# EXERCISE AIM:
Without the pictures, return each record as it appears.

# DATA FOR THIS EXERCISE:
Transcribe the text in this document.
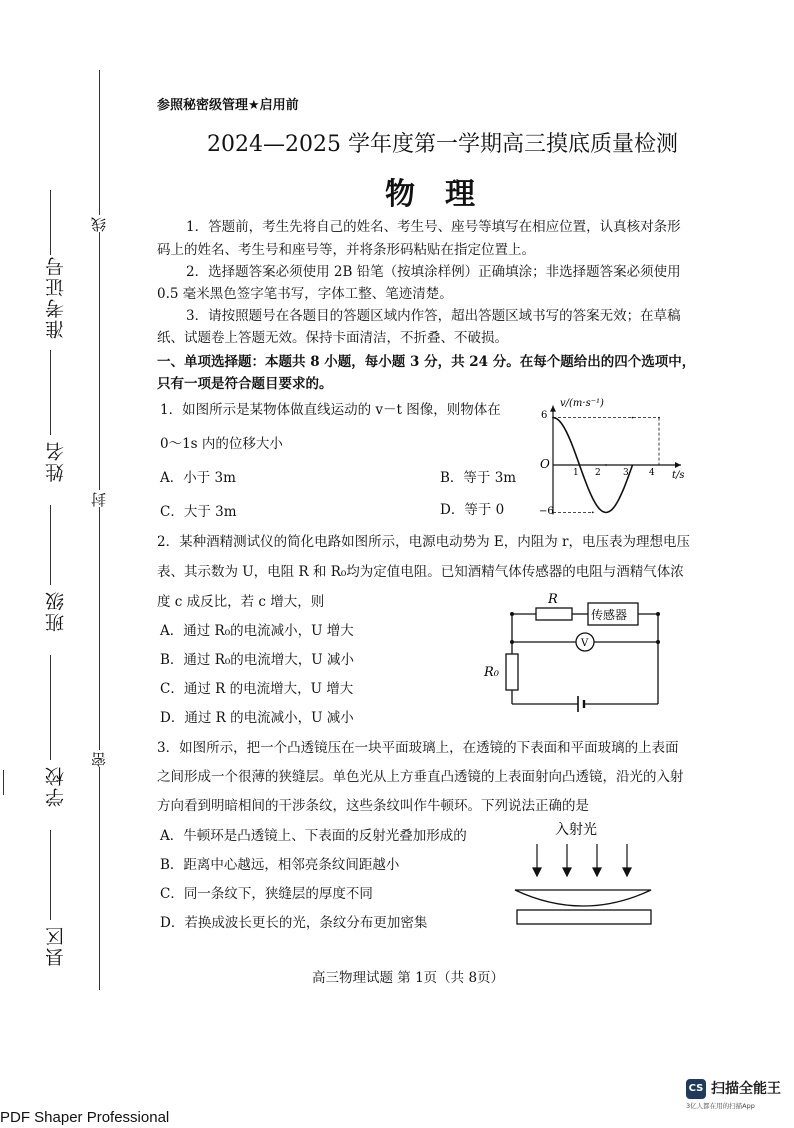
准考证号
姓名
班级
学校
县区
线
封
密
参照秘密级管理★启用前
2024—2025 学年度第一学期高三摸底质量检测
物　理
1．答题前，考生先将自己的姓名、考生号、座号等填写在相应位置，认真核对条形
码上的姓名、考生号和座号等，并将条形码粘贴在指定位置上。
2．选择题答案必须使用 2B 铅笔（按填涂样例）正确填涂；非选择题答案必须使用
0.5 毫米黑色签字笔书写，字体工整、笔迹清楚。
3．请按照题号在各题目的答题区域内作答，超出答题区域书写的答案无效；在草稿
纸、试题卷上答题无效。保持卡面清洁，不折叠、不破损。
一、单项选择题：本题共 8 小题，每小题 3 分，共 24 分。在每个题给出的四个选项中，
只有一项是符合题目要求的。
1．如图所示是某物体做直线运动的 v－t 图像，则物体在
0～1s 内的位移大小
A．小于 3m	B．等于 3m
C．大于 3m	D．等于 0
v/(m·s⁻¹)
t/s
O
6
−6
1 2 3 4
2．某种酒精测试仪的简化电路如图所示，电源电动势为 E，内阻为 r，电压表为理想电压
表、其示数为 U，电阻 R 和 R₀均为定值电阻。已知酒精气体传感器的电阻与酒精气体浓
度 c 成反比，若 c 增大，则
A．通过 R₀的电流减小，U 增大
B．通过 R₀的电流增大，U 减小
C．通过 R 的电流增大，U 增大
D．通过 R 的电流减小，U 减小
R
传感器
V
R₀
3．如图所示，把一个凸透镜压在一块平面玻璃上，在透镜的下表面和平面玻璃的上表面
之间形成一个很薄的狭缝层。单色光从上方垂直凸透镜的上表面射向凸透镜，沿光的入射
方向看到明暗相间的干涉条纹，这些条纹叫作牛顿环。下列说法正确的是
A．牛顿环是凸透镜上、下表面的反射光叠加形成的
B．距离中心越远，相邻亮条纹间距越小
C．同一条纹下，狭缝层的厚度不同
D．若换成波长更长的光，条纹分布更加密集
入射光
高三物理试题 第 1页（共 8页）
CS 扫描全能王
3亿人都在用的扫描App
PDF Shaper Professional
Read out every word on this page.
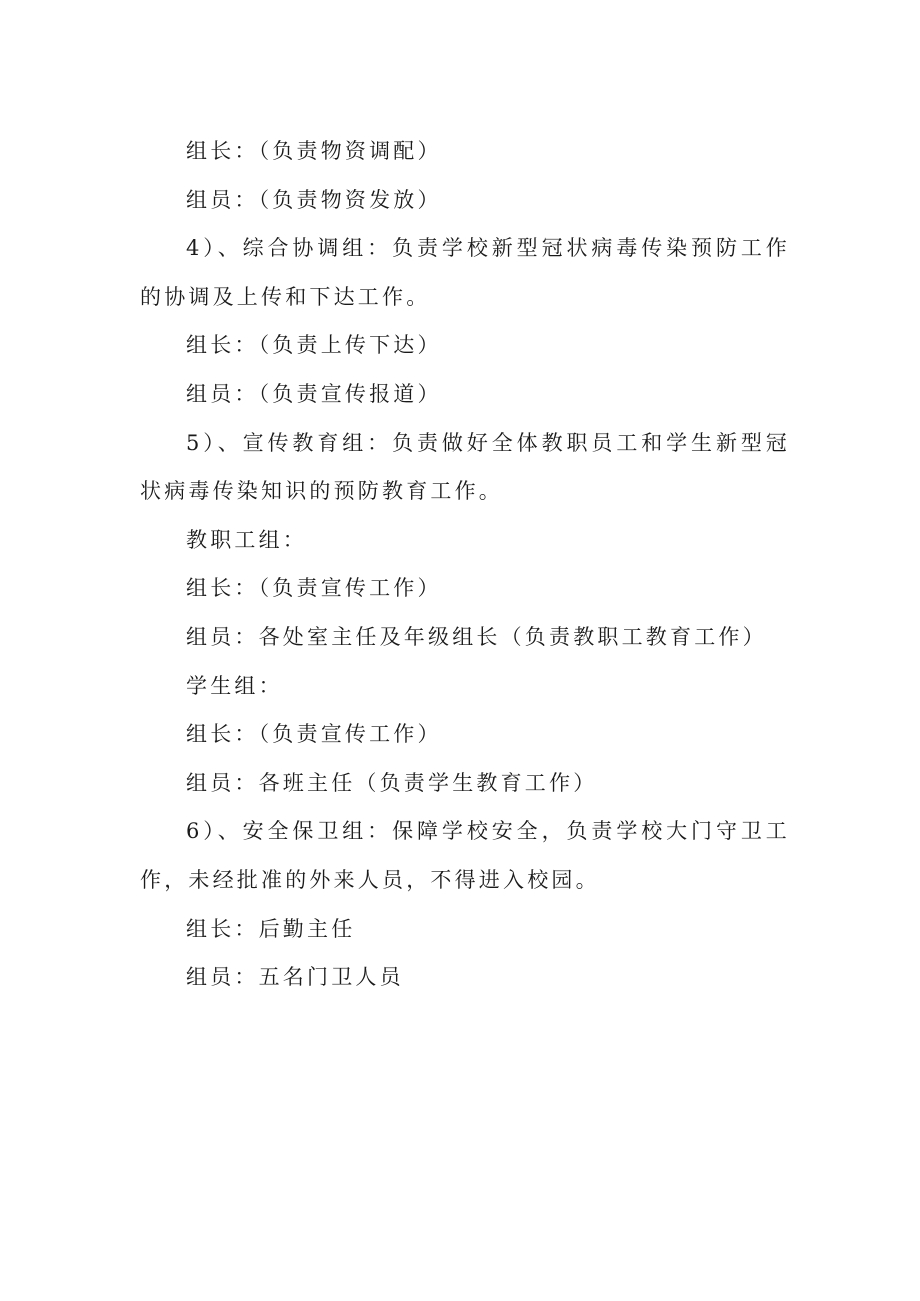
组长：（负责物资调配）

组员：（负责物资发放）

4）、综合协调组：负责学校新型冠状病毒传染预防工作的协调及上传和下达工作。

组长：（负责上传下达）

组员：（负责宣传报道）

5）、宣传教育组：负责做好全体教职员工和学生新型冠状病毒传染知识的预防教育工作。

教职工组：

组长：（负责宣传工作）

组员：各处室主任及年级组长（负责教职工教育工作）

学生组：

组长：（负责宣传工作）

组员：各班主任（负责学生教育工作）

6）、安全保卫组：保障学校安全，负责学校大门守卫工作，未经批准的外来人员，不得进入校园。

组长：后勤主任

组员：五名门卫人员
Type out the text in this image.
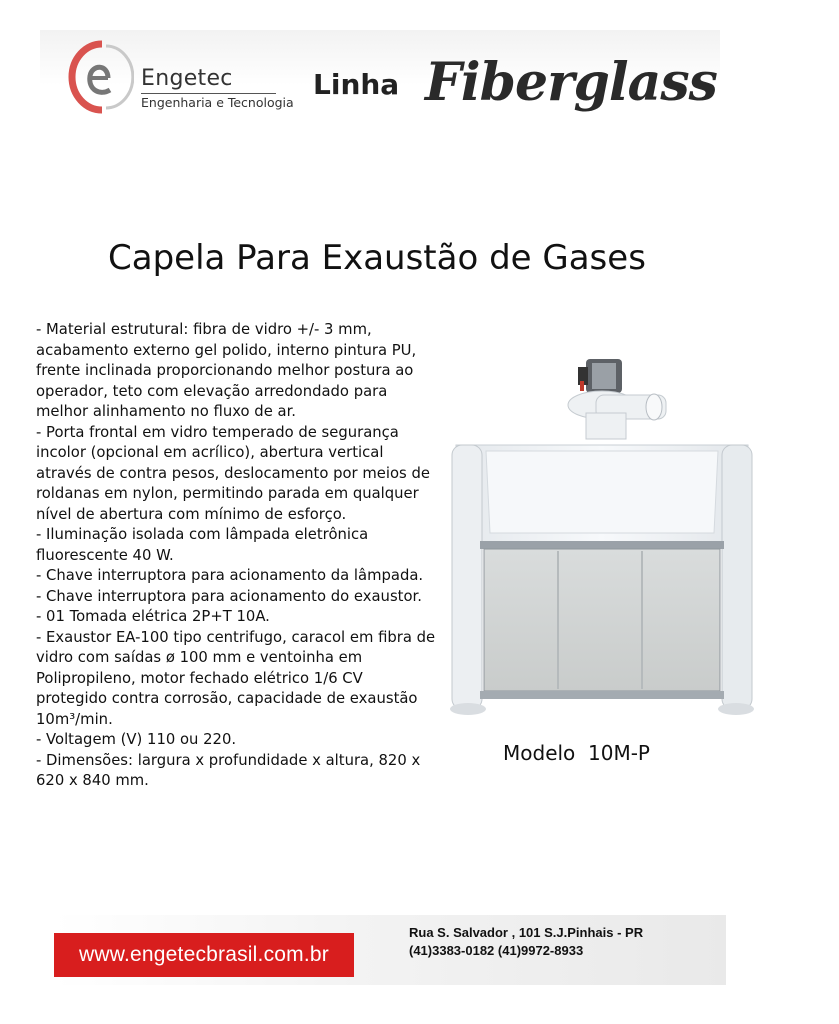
Engetec
Engenharia e Tecnologia
Linha Fiberglass
Capela Para Exaustão de Gases
- Material estrutural: fibra de vidro +/- 3 mm, acabamento externo gel polido, interno pintura PU, frente inclinada proporcionando melhor postura ao operador, teto com elevação arredondado para melhor alinhamento no fluxo de ar.
- Porta frontal em vidro temperado de segurança incolor (opcional em acrílico), abertura vertical através de contra pesos, deslocamento por meios de roldanas em nylon, permitindo parada em qualquer nível de abertura com mínimo de esforço.
- Iluminação isolada com lâmpada eletrônica fluorescente 40 W.
- Chave interruptora para acionamento da lâmpada.
- Chave interruptora para acionamento do exaustor.
- 01 Tomada elétrica 2P+T 10A.
- Exaustor EA-100 tipo centrifugo, caracol em fibra de vidro com saídas ø 100 mm e ventoinha em Polipropileno, motor fechado elétrico 1/6 CV protegido contra corrosão, capacidade de exaustão 10m³/min.
- Voltagem (V) 110 ou 220.
- Dimensões: largura x profundidade x altura, 820 x 620 x 840 mm.
Modelo  10M-P
www.engetecbrasil.com.br
Rua S. Salvador , 101 S.J.Pinhais - PR
(41)3383-0182 (41)9972-8933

# ANSWER TO THE EXERCISE:
Transcribe the text in this document.
准考证号
姓名
班级
学校
县区
线
封
密
参照秘密级管理★启用前
2024—2025 学年度第一学期高三摸底质量检测
物　理
1．答题前，考生先将自己的姓名、考生号、座号等填写在相应位置，认真核对条形
码上的姓名、考生号和座号等，并将条形码粘贴在指定位置上。
2．选择题答案必须使用 2B 铅笔（按填涂样例）正确填涂；非选择题答案必须使用
0.5 毫米黑色签字笔书写，字体工整、笔迹清楚。
3．请按照题号在各题目的答题区域内作答，超出答题区域书写的答案无效；在草稿
纸、试题卷上答题无效。保持卡面清洁，不折叠、不破损。
一、单项选择题：本题共 8 小题，每小题 3 分，共 24 分。在每个题给出的四个选项中，
只有一项是符合题目要求的。
1．如图所示是某物体做直线运动的 v－t 图像，则物体在
0～1s 内的位移大小
A．小于 3m	B．等于 3m
C．大于 3m	D．等于 0
v/(m·s⁻¹)
t/s
O
6
−6
1 2 3 4
2．某种酒精测试仪的简化电路如图所示，电源电动势为 E，内阻为 r，电压表为理想电压
表、其示数为 U，电阻 R 和 R₀均为定值电阻。已知酒精气体传感器的电阻与酒精气体浓
度 c 成反比，若 c 增大，则
A．通过 R₀的电流减小，U 增大
B．通过 R₀的电流增大，U 减小
C．通过 R 的电流增大，U 增大
D．通过 R 的电流减小，U 减小
R
传感器
V
R₀
3．如图所示，把一个凸透镜压在一块平面玻璃上，在透镜的下表面和平面玻璃的上表面
之间形成一个很薄的狭缝层。单色光从上方垂直凸透镜的上表面射向凸透镜，沿光的入射
方向看到明暗相间的干涉条纹，这些条纹叫作牛顿环。下列说法正确的是
A．牛顿环是凸透镜上、下表面的反射光叠加形成的
B．距离中心越远，相邻亮条纹间距越小
C．同一条纹下，狭缝层的厚度不同
D．若换成波长更长的光，条纹分布更加密集
入射光
高三物理试题 第 1页（共 8页）
CS 扫描全能王
3亿人都在用的扫描App
PDF Shaper Professional
Read out every word on this page.
组长：（负责物资调配）

组员：（负责物资发放）

4）、综合协调组：负责学校新型冠状病毒传染预防工作的协调及上传和下达工作。

组长：（负责上传下达）

组员：（负责宣传报道）

5）、宣传教育组：负责做好全体教职员工和学生新型冠状病毒传染知识的预防教育工作。

教职工组：

组长：（负责宣传工作）

组员：各处室主任及年级组长（负责教职工教育工作）

学生组：

组长：（负责宣传工作）

组员：各班主任（负责学生教育工作）

6）、安全保卫组：保障学校安全，负责学校大门守卫工作，未经批准的外来人员，不得进入校园。

组长：后勤主任

组员：五名门卫人员
Type out the text in this image.
Engetec
Engenharia e Tecnologia
Linha Fiberglass
Capela Para Exaustão de Gases
- Material estrutural: fibra de vidro +/- 3 mm, acabamento externo gel polido, interno pintura PU, frente inclinada proporcionando melhor postura ao operador, teto com elevação arredondado para melhor alinhamento no fluxo de ar.
- Porta frontal em vidro temperado de segurança incolor (opcional em acrílico), abertura vertical através de contra pesos, deslocamento por meios de roldanas em nylon, permitindo parada em qualquer nível de abertura com mínimo de esforço.
- Iluminação isolada com lâmpada eletrônica fluorescente 40 W.
- Chave interruptora para acionamento da lâmpada.
- Chave interruptora para acionamento do exaustor.
- 01 Tomada elétrica 2P+T 10A.
- Exaustor EA-100 tipo centrifugo, caracol em fibra de vidro com saídas ø 100 mm e ventoinha em Polipropileno, motor fechado elétrico 1/6 CV protegido contra corrosão, capacidade de exaustão 10m³/min.
- Voltagem (V) 110 ou 220.
- Dimensões: largura x profundidade x altura, 820 x 620 x 840 mm.
Modelo  10M-P
www.engetecbrasil.com.br
Rua S. Salvador , 101 S.J.Pinhais - PR
(41)3383-0182 (41)9972-8933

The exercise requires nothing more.